*Stated goal*
Print each line of the material below word for word, omitting the pictures.

Annotated element entries

════════════════

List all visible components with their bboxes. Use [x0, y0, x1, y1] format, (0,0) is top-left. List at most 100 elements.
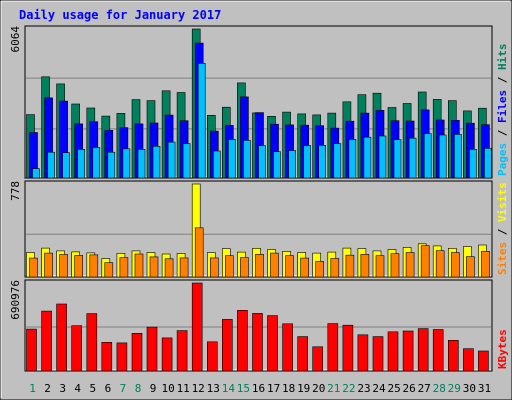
- bar-sites-day-29: [450, 252, 460, 278]
- x-tick-label: 21: [327, 382, 340, 395]
- bar-pages-day-20: [318, 145, 327, 179]
- bar-sites-day-19: [300, 257, 310, 278]
- x-tick-label: 10: [161, 382, 174, 395]
- x-tick-label: 29: [448, 382, 461, 395]
- bar-kbytes-day-4: [71, 325, 82, 372]
- bar-pages-day-9: [152, 146, 161, 179]
- bar-pages-day-13: [213, 150, 221, 179]
- bar-pages-day-18: [288, 150, 296, 179]
- x-tick-label: 17: [267, 382, 280, 395]
- x-tick-label: 1: [29, 382, 36, 395]
- bar-kbytes-day-8: [131, 332, 143, 372]
- bar-sites-day-12: [194, 227, 204, 278]
- bar-pages-day-24: [378, 135, 387, 179]
- bar-sites-day-26: [405, 252, 415, 278]
- bar-pages-day-27: [423, 133, 432, 179]
- x-tick-label: 28: [433, 382, 446, 395]
- y-max-label-traffic: 6064: [9, 26, 22, 53]
- x-tick-label: 3: [59, 382, 66, 395]
- bar-kbytes-day-31: [478, 350, 489, 372]
- bar-pages-day-5: [92, 147, 101, 179]
- bar-kbytes-day-5: [86, 313, 98, 372]
- x-tick-label: 11: [177, 382, 190, 395]
- chart-title: Daily usage for January 2017: [19, 8, 221, 22]
- bar-kbytes-day-24: [372, 336, 384, 372]
- legend-traffic: Pages / Files / Hits: [496, 44, 509, 177]
- bar-pages-day-17: [273, 151, 281, 179]
- bar-kbytes-day-23: [357, 334, 369, 372]
- y-max-label-kbytes: 690976: [9, 280, 22, 320]
- bar-pages-day-3: [62, 152, 70, 179]
- bar-sites-day-13: [210, 257, 219, 278]
- bar-pages-day-15: [243, 140, 251, 179]
- panel-traffic: 6064 Pages / Files / Hits: [9, 25, 509, 179]
- legend-entry: Hits: [496, 44, 509, 71]
- x-tick-label: 25: [387, 382, 400, 395]
- bar-pages-day-28: [438, 134, 447, 179]
- bar-pages-day-21: [333, 143, 342, 179]
- x-tick-label: 4: [74, 382, 81, 395]
- x-tick-label: 12: [192, 382, 205, 395]
- x-tick-label: 14: [222, 382, 236, 395]
- x-tick-label: 15: [237, 382, 250, 395]
- bar-pages-day-22: [348, 139, 357, 179]
- bar-sites-day-5: [89, 254, 99, 278]
- bar-sites-day-24: [375, 255, 385, 278]
- chart-panels: 6064 Pages / Files / Hits 778 Sites / Visit…: [9, 25, 509, 372]
- bar-kbytes-day-30: [463, 348, 474, 372]
- legend-entry: Pages: [496, 143, 509, 176]
- legend-entry: Files: [496, 90, 509, 123]
- x-tick-label: 5: [89, 382, 96, 395]
- bar-pages-day-6: [107, 151, 116, 179]
- x-tick-label: 22: [342, 382, 355, 395]
- bar-kbytes-day-12: [191, 282, 203, 372]
- bar-sites-day-9: [149, 256, 159, 278]
- bar-kbytes-day-29: [447, 339, 459, 372]
- bar-kbytes-day-27: [417, 328, 429, 372]
- bar-kbytes-day-15: [237, 309, 248, 372]
- x-tick-label: 27: [418, 382, 431, 395]
- x-tick-label: 2: [44, 382, 51, 395]
- bar-kbytes-day-25: [387, 331, 399, 372]
- bar-kbytes-day-9: [146, 326, 158, 372]
- bar-sites-day-27: [420, 245, 430, 278]
- bar-sites-day-22: [345, 254, 355, 278]
- bar-pages-day-1: [32, 168, 40, 179]
- bar-sites-day-14: [225, 255, 234, 278]
- bar-sites-day-8: [134, 253, 144, 278]
- bar-sites-day-17: [270, 252, 279, 278]
- bar-sites-day-7: [119, 257, 129, 278]
- x-tick-label: 16: [252, 382, 265, 395]
- x-tick-label: 9: [150, 382, 157, 395]
- bar-sites-day-10: [164, 258, 174, 278]
- bar-kbytes-day-20: [312, 346, 324, 372]
- bar-kbytes-day-2: [41, 310, 52, 372]
- legend-entry: /: [496, 123, 509, 143]
- bar-pages-day-8: [137, 149, 146, 179]
- bar-pages-day-2: [47, 151, 55, 179]
- bar-kbytes-day-11: [176, 330, 188, 372]
- bar-sites-day-15: [240, 257, 249, 278]
- bar-pages-day-25: [393, 139, 402, 179]
- bar-sites-day-16: [255, 254, 264, 278]
- panel-visitors: 778 Sites / Visits: [9, 180, 509, 278]
- x-tick-label: 13: [207, 382, 220, 395]
- bar-kbytes-day-21: [327, 323, 339, 372]
- bar-sites-day-3: [59, 254, 68, 278]
- bar-kbytes-day-22: [342, 324, 354, 372]
- bar-pages-day-12: [197, 62, 206, 179]
- bar-pages-day-29: [453, 134, 462, 179]
- x-tick-label: 20: [312, 382, 325, 395]
- bar-kbytes-day-14: [222, 319, 233, 372]
- bar-sites-day-2: [44, 252, 53, 278]
- bar-kbytes-day-1: [26, 328, 37, 372]
- x-tick-label: 19: [297, 382, 310, 395]
- bar-pages-day-31: [484, 148, 492, 179]
- bar-pages-day-30: [469, 149, 477, 179]
- bar-sites-day-25: [390, 253, 400, 278]
- legend-entry: /: [496, 70, 509, 90]
- legend-entry: Visits: [496, 182, 509, 222]
- bar-sites-day-11: [179, 257, 189, 278]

════════════════

*Answer for this exercise*
List all visible components with their bboxes. Use [x0, y0, x1, y1] format, (0,0) is top-left. List at most 100 elements.
- bar-sites-day-29: [450, 252, 460, 278]
- x-tick-label: 21: [327, 382, 340, 395]
- bar-pages-day-20: [318, 145, 327, 179]
- bar-sites-day-19: [300, 257, 310, 278]
- x-tick-label: 10: [161, 382, 174, 395]
- x-tick-label: 29: [448, 382, 461, 395]
- bar-kbytes-day-4: [71, 325, 82, 372]
- bar-pages-day-9: [152, 146, 161, 179]
- bar-pages-day-13: [213, 150, 221, 179]
- bar-pages-day-18: [288, 150, 296, 179]
- x-tick-label: 17: [267, 382, 280, 395]
- x-tick-label: 1: [29, 382, 36, 395]
- bar-kbytes-day-8: [131, 332, 143, 372]
- bar-sites-day-12: [194, 227, 204, 278]
- bar-pages-day-24: [378, 135, 387, 179]
- bar-sites-day-26: [405, 252, 415, 278]
- bar-pages-day-27: [423, 133, 432, 179]
- x-tick-label: 28: [433, 382, 446, 395]
- y-max-label-traffic: 6064: [9, 26, 22, 53]
- x-tick-label: 3: [59, 382, 66, 395]
- bar-kbytes-day-31: [478, 350, 489, 372]
- bar-pages-day-5: [92, 147, 101, 179]
- bar-kbytes-day-5: [86, 313, 98, 372]
- x-tick-label: 11: [177, 382, 190, 395]
- chart-title: Daily usage for January 2017: [19, 8, 221, 22]
- bar-kbytes-day-24: [372, 336, 384, 372]
- legend-traffic: Pages / Files / Hits: [496, 44, 509, 177]
- bar-pages-day-17: [273, 151, 281, 179]
- bar-kbytes-day-23: [357, 334, 369, 372]
- y-max-label-kbytes: 690976: [9, 280, 22, 320]
- bar-pages-day-3: [62, 152, 70, 179]
- bar-sites-day-13: [210, 257, 219, 278]
- bar-pages-day-15: [243, 140, 251, 179]
- panel-traffic: 6064 Pages / Files / Hits: [9, 25, 509, 179]
- legend-entry: Hits: [496, 44, 509, 71]
- x-tick-label: 25: [387, 382, 400, 395]
- bar-pages-day-28: [438, 134, 447, 179]
- bar-pages-day-21: [333, 143, 342, 179]
- x-tick-label: 4: [74, 382, 81, 395]
- x-tick-label: 12: [192, 382, 205, 395]
- x-tick-label: 14: [222, 382, 236, 395]
- x-tick-label: 15: [237, 382, 250, 395]
- bar-pages-day-22: [348, 139, 357, 179]
- bar-sites-day-5: [89, 254, 99, 278]
- bar-sites-day-24: [375, 255, 385, 278]
- chart-panels: 6064 Pages / Files / Hits 778 Sites / Visit…: [9, 25, 509, 372]
- bar-kbytes-day-30: [463, 348, 474, 372]
- legend-entry: Pages: [496, 143, 509, 176]
- legend-entry: Files: [496, 90, 509, 123]
- x-tick-label: 5: [89, 382, 96, 395]
- bar-pages-day-6: [107, 151, 116, 179]
- x-tick-label: 22: [342, 382, 355, 395]
- bar-kbytes-day-12: [191, 282, 203, 372]
- bar-sites-day-9: [149, 256, 159, 278]
- bar-kbytes-day-29: [447, 339, 459, 372]
- bar-kbytes-day-27: [417, 328, 429, 372]
- bar-kbytes-day-15: [237, 309, 248, 372]
- x-tick-label: 27: [418, 382, 431, 395]
- x-tick-label: 2: [44, 382, 51, 395]
- bar-kbytes-day-25: [387, 331, 399, 372]
- bar-kbytes-day-9: [146, 326, 158, 372]
- bar-sites-day-27: [420, 245, 430, 278]
- bar-sites-day-22: [345, 254, 355, 278]
- bar-pages-day-1: [32, 168, 40, 179]
- bar-sites-day-14: [225, 255, 234, 278]
- bar-sites-day-8: [134, 253, 144, 278]
- bar-sites-day-17: [270, 252, 279, 278]
- bar-sites-day-7: [119, 257, 129, 278]
- x-tick-label: 16: [252, 382, 265, 395]
- x-tick-label: 9: [150, 382, 157, 395]
- bar-sites-day-10: [164, 258, 174, 278]
- bar-kbytes-day-20: [312, 346, 324, 372]
- bar-kbytes-day-2: [41, 310, 52, 372]
- legend-entry: /: [496, 123, 509, 143]
- bar-pages-day-8: [137, 149, 146, 179]
- bar-pages-day-2: [47, 151, 55, 179]
- bar-kbytes-day-11: [176, 330, 188, 372]
- bar-sites-day-15: [240, 257, 249, 278]
- bar-pages-day-25: [393, 139, 402, 179]
- bar-sites-day-16: [255, 254, 264, 278]
- panel-visitors: 778 Sites / Visits: [9, 180, 509, 278]
- x-tick-label: 13: [207, 382, 220, 395]
- bar-kbytes-day-21: [327, 323, 339, 372]
- bar-sites-day-3: [59, 254, 68, 278]
- bar-kbytes-day-22: [342, 324, 354, 372]
- bar-pages-day-12: [197, 62, 206, 179]
- bar-pages-day-29: [453, 134, 462, 179]
- x-tick-label: 20: [312, 382, 325, 395]
- bar-kbytes-day-14: [222, 319, 233, 372]
- bar-sites-day-2: [44, 252, 53, 278]
- bar-kbytes-day-1: [26, 328, 37, 372]
- x-tick-label: 19: [297, 382, 310, 395]
- bar-pages-day-31: [484, 148, 492, 179]
- bar-pages-day-30: [469, 149, 477, 179]
- bar-sites-day-25: [390, 253, 400, 278]
- legend-entry: /: [496, 70, 509, 90]
- legend-entry: Visits: [496, 182, 509, 222]
- bar-sites-day-11: [179, 257, 189, 278]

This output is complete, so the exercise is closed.